● PROMPT
Could you extract every entry below and reproduce it exactly?

★ ★ ★ ★

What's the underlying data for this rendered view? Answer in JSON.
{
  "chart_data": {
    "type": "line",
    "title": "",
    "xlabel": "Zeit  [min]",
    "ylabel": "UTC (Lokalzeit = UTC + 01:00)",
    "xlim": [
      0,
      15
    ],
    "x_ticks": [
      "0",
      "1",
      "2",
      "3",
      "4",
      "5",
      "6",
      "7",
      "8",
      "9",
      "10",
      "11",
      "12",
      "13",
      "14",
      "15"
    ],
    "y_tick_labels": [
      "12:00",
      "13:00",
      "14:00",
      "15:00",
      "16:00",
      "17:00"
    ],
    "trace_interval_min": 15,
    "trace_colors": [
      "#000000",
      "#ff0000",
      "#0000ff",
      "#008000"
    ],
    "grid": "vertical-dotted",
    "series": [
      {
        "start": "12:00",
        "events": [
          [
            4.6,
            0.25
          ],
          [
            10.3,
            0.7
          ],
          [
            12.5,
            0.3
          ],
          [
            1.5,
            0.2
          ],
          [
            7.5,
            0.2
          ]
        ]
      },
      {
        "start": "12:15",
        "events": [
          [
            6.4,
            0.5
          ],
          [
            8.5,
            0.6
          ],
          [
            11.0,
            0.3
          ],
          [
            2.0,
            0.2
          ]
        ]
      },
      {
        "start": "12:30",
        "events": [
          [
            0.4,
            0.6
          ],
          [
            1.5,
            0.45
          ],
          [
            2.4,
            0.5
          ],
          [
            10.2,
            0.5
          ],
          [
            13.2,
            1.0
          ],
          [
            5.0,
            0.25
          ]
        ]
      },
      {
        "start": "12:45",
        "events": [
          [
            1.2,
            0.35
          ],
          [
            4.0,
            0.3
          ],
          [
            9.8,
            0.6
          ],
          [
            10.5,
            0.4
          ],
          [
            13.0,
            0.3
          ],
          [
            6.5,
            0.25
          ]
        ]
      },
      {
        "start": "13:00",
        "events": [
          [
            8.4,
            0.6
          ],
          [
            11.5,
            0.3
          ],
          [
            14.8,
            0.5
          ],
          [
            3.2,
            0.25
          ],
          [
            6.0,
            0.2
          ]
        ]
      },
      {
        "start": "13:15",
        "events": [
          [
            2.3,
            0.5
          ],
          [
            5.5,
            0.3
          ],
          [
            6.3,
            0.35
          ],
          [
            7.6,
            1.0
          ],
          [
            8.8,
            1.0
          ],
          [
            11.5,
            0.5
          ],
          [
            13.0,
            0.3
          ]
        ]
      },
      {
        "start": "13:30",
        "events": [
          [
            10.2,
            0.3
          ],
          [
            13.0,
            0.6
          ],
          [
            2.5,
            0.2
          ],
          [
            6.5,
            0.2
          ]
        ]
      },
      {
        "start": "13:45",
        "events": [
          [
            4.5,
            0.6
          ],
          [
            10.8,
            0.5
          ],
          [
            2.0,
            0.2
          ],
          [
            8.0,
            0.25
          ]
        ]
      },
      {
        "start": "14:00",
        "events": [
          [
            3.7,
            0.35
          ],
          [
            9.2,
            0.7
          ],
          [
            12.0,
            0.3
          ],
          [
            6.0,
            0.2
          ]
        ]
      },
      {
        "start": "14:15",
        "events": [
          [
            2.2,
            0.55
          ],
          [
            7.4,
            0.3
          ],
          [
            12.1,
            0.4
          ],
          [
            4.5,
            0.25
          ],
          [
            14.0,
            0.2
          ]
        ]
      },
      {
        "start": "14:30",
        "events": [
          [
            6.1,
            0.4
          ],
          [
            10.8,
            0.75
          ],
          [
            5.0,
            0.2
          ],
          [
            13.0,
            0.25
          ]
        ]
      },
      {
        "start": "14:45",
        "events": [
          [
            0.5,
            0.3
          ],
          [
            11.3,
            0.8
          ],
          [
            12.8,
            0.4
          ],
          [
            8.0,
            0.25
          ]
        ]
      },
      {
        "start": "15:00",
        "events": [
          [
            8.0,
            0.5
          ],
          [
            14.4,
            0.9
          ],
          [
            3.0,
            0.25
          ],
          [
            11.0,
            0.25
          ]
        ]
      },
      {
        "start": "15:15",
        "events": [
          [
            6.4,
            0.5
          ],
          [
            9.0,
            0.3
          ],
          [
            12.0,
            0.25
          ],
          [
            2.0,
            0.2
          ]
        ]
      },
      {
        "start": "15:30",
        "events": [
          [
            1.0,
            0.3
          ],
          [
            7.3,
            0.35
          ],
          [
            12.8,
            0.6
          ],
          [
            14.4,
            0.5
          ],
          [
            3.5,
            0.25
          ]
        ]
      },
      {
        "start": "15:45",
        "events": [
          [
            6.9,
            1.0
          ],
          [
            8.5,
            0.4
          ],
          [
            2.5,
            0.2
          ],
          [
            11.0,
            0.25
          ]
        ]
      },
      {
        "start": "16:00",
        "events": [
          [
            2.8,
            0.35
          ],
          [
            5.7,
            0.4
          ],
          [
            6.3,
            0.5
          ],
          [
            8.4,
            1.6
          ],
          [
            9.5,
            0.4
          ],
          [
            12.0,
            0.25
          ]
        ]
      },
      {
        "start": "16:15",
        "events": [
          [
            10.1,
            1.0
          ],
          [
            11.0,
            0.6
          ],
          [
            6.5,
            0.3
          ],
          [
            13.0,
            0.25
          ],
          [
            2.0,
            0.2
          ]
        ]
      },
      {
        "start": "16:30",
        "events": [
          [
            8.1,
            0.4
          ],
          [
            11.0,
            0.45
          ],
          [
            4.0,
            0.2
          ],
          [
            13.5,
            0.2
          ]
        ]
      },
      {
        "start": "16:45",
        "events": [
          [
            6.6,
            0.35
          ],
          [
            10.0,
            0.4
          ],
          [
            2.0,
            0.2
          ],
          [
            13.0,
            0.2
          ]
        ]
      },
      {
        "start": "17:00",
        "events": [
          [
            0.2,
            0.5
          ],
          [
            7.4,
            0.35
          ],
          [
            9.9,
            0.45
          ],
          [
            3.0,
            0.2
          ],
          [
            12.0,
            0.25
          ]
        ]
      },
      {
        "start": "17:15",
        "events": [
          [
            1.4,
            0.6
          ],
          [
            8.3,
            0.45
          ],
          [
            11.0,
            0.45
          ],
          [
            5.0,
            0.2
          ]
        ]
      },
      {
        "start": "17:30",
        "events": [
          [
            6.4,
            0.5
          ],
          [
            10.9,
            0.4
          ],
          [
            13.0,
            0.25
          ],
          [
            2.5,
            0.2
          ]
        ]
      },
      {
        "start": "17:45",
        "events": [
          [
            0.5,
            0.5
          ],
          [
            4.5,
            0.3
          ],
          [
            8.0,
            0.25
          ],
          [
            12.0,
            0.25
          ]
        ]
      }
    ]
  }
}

★ ★ ★ ★

● EXPECTED OUTPUT
What's the underlying data for this rendered view? Answer in JSON.
{
  "chart_data": {
    "type": "line",
    "title": "",
    "xlabel": "Zeit  [min]",
    "ylabel": "UTC (Lokalzeit = UTC + 01:00)",
    "xlim": [
      0,
      15
    ],
    "x_ticks": [
      "0",
      "1",
      "2",
      "3",
      "4",
      "5",
      "6",
      "7",
      "8",
      "9",
      "10",
      "11",
      "12",
      "13",
      "14",
      "15"
    ],
    "y_tick_labels": [
      "12:00",
      "13:00",
      "14:00",
      "15:00",
      "16:00",
      "17:00"
    ],
    "trace_interval_min": 15,
    "trace_colors": [
      "#000000",
      "#ff0000",
      "#0000ff",
      "#008000"
    ],
    "grid": "vertical-dotted",
    "series": [
      {
        "start": "12:00",
        "events": [
          [
            4.6,
            0.25
          ],
          [
            10.3,
            0.7
          ],
          [
            12.5,
            0.3
          ],
          [
            1.5,
            0.2
          ],
          [
            7.5,
            0.2
          ]
        ]
      },
      {
        "start": "12:15",
        "events": [
          [
            6.4,
            0.5
          ],
          [
            8.5,
            0.6
          ],
          [
            11.0,
            0.3
          ],
          [
            2.0,
            0.2
          ]
        ]
      },
      {
        "start": "12:30",
        "events": [
          [
            0.4,
            0.6
          ],
          [
            1.5,
            0.45
          ],
          [
            2.4,
            0.5
          ],
          [
            10.2,
            0.5
          ],
          [
            13.2,
            1.0
          ],
          [
            5.0,
            0.25
          ]
        ]
      },
      {
        "start": "12:45",
        "events": [
          [
            1.2,
            0.35
          ],
          [
            4.0,
            0.3
          ],
          [
            9.8,
            0.6
          ],
          [
            10.5,
            0.4
          ],
          [
            13.0,
            0.3
          ],
          [
            6.5,
            0.25
          ]
        ]
      },
      {
        "start": "13:00",
        "events": [
          [
            8.4,
            0.6
          ],
          [
            11.5,
            0.3
          ],
          [
            14.8,
            0.5
          ],
          [
            3.2,
            0.25
          ],
          [
            6.0,
            0.2
          ]
        ]
      },
      {
        "start": "13:15",
        "events": [
          [
            2.3,
            0.5
          ],
          [
            5.5,
            0.3
          ],
          [
            6.3,
            0.35
          ],
          [
            7.6,
            1.0
          ],
          [
            8.8,
            1.0
          ],
          [
            11.5,
            0.5
          ],
          [
            13.0,
            0.3
          ]
        ]
      },
      {
        "start": "13:30",
        "events": [
          [
            10.2,
            0.3
          ],
          [
            13.0,
            0.6
          ],
          [
            2.5,
            0.2
          ],
          [
            6.5,
            0.2
          ]
        ]
      },
      {
        "start": "13:45",
        "events": [
          [
            4.5,
            0.6
          ],
          [
            10.8,
            0.5
          ],
          [
            2.0,
            0.2
          ],
          [
            8.0,
            0.25
          ]
        ]
      },
      {
        "start": "14:00",
        "events": [
          [
            3.7,
            0.35
          ],
          [
            9.2,
            0.7
          ],
          [
            12.0,
            0.3
          ],
          [
            6.0,
            0.2
          ]
        ]
      },
      {
        "start": "14:15",
        "events": [
          [
            2.2,
            0.55
          ],
          [
            7.4,
            0.3
          ],
          [
            12.1,
            0.4
          ],
          [
            4.5,
            0.25
          ],
          [
            14.0,
            0.2
          ]
        ]
      },
      {
        "start": "14:30",
        "events": [
          [
            6.1,
            0.4
          ],
          [
            10.8,
            0.75
          ],
          [
            5.0,
            0.2
          ],
          [
            13.0,
            0.25
          ]
        ]
      },
      {
        "start": "14:45",
        "events": [
          [
            0.5,
            0.3
          ],
          [
            11.3,
            0.8
          ],
          [
            12.8,
            0.4
          ],
          [
            8.0,
            0.25
          ]
        ]
      },
      {
        "start": "15:00",
        "events": [
          [
            8.0,
            0.5
          ],
          [
            14.4,
            0.9
          ],
          [
            3.0,
            0.25
          ],
          [
            11.0,
            0.25
          ]
        ]
      },
      {
        "start": "15:15",
        "events": [
          [
            6.4,
            0.5
          ],
          [
            9.0,
            0.3
          ],
          [
            12.0,
            0.25
          ],
          [
            2.0,
            0.2
          ]
        ]
      },
      {
        "start": "15:30",
        "events": [
          [
            1.0,
            0.3
          ],
          [
            7.3,
            0.35
          ],
          [
            12.8,
            0.6
          ],
          [
            14.4,
            0.5
          ],
          [
            3.5,
            0.25
          ]
        ]
      },
      {
        "start": "15:45",
        "events": [
          [
            6.9,
            1.0
          ],
          [
            8.5,
            0.4
          ],
          [
            2.5,
            0.2
          ],
          [
            11.0,
            0.25
          ]
        ]
      },
      {
        "start": "16:00",
        "events": [
          [
            2.8,
            0.35
          ],
          [
            5.7,
            0.4
          ],
          [
            6.3,
            0.5
          ],
          [
            8.4,
            1.6
          ],
          [
            9.5,
            0.4
          ],
          [
            12.0,
            0.25
          ]
        ]
      },
      {
        "start": "16:15",
        "events": [
          [
            10.1,
            1.0
          ],
          [
            11.0,
            0.6
          ],
          [
            6.5,
            0.3
          ],
          [
            13.0,
            0.25
          ],
          [
            2.0,
            0.2
          ]
        ]
      },
      {
        "start": "16:30",
        "events": [
          [
            8.1,
            0.4
          ],
          [
            11.0,
            0.45
          ],
          [
            4.0,
            0.2
          ],
          [
            13.5,
            0.2
          ]
        ]
      },
      {
        "start": "16:45",
        "events": [
          [
            6.6,
            0.35
          ],
          [
            10.0,
            0.4
          ],
          [
            2.0,
            0.2
          ],
          [
            13.0,
            0.2
          ]
        ]
      },
      {
        "start": "17:00",
        "events": [
          [
            0.2,
            0.5
          ],
          [
            7.4,
            0.35
          ],
          [
            9.9,
            0.45
          ],
          [
            3.0,
            0.2
          ],
          [
            12.0,
            0.25
          ]
        ]
      },
      {
        "start": "17:15",
        "events": [
          [
            1.4,
            0.6
          ],
          [
            8.3,
            0.45
          ],
          [
            11.0,
            0.45
          ],
          [
            5.0,
            0.2
          ]
        ]
      },
      {
        "start": "17:30",
        "events": [
          [
            6.4,
            0.5
          ],
          [
            10.9,
            0.4
          ],
          [
            13.0,
            0.25
          ],
          [
            2.5,
            0.2
          ]
        ]
      },
      {
        "start": "17:45",
        "events": [
          [
            0.5,
            0.5
          ],
          [
            4.5,
            0.3
          ],
          [
            8.0,
            0.25
          ],
          [
            12.0,
            0.25
          ]
        ]
      }
    ]
  }
}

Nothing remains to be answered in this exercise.